Exercise data
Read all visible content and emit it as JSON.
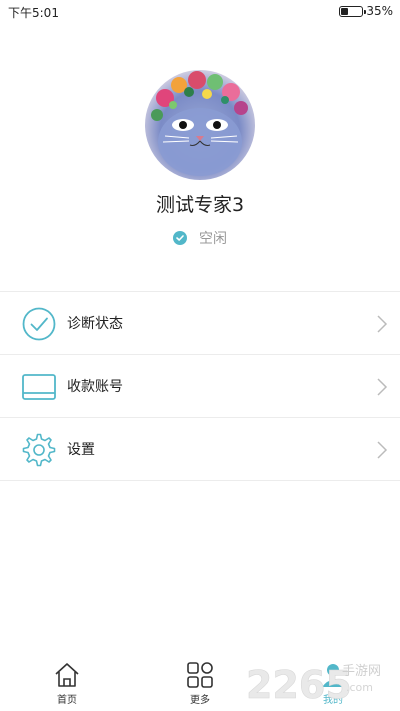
{
  "status_bar": {
    "time": "下午5:01",
    "battery_percent": "35%",
    "battery_level": 0.35
  },
  "profile": {
    "name": "测试专家3",
    "status": "空闲"
  },
  "menu": [
    {
      "label": "诊断状态",
      "icon": "check-circle-icon"
    },
    {
      "label": "收款账号",
      "icon": "card-icon"
    },
    {
      "label": "设置",
      "icon": "gear-icon"
    }
  ],
  "nav": [
    {
      "label": "首页",
      "icon": "home-icon"
    },
    {
      "label": "更多",
      "icon": "grid-icon"
    },
    {
      "label": "我的",
      "icon": "profile-icon",
      "active": true
    }
  ],
  "watermark": {
    "text": "2265",
    "suffix": "手游网",
    "domain": ".com"
  },
  "colors": {
    "accent": "#52b7c9",
    "divider": "#ececec"
  }
}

What this task involves
Repeat everything in the records precisely. Images are excluded from the copy.

Result for this task
Read all visible content and emit it as JSON.
{
  "status_bar": {
    "time": "下午5:01",
    "battery_percent": "35%",
    "battery_level": 0.35
  },
  "profile": {
    "name": "测试专家3",
    "status": "空闲"
  },
  "menu": [
    {
      "label": "诊断状态",
      "icon": "check-circle-icon"
    },
    {
      "label": "收款账号",
      "icon": "card-icon"
    },
    {
      "label": "设置",
      "icon": "gear-icon"
    }
  ],
  "nav": [
    {
      "label": "首页",
      "icon": "home-icon"
    },
    {
      "label": "更多",
      "icon": "grid-icon"
    },
    {
      "label": "我的",
      "icon": "profile-icon",
      "active": true
    }
  ],
  "watermark": {
    "text": "2265",
    "suffix": "手游网",
    "domain": ".com"
  },
  "colors": {
    "accent": "#52b7c9",
    "divider": "#ececec"
  }
}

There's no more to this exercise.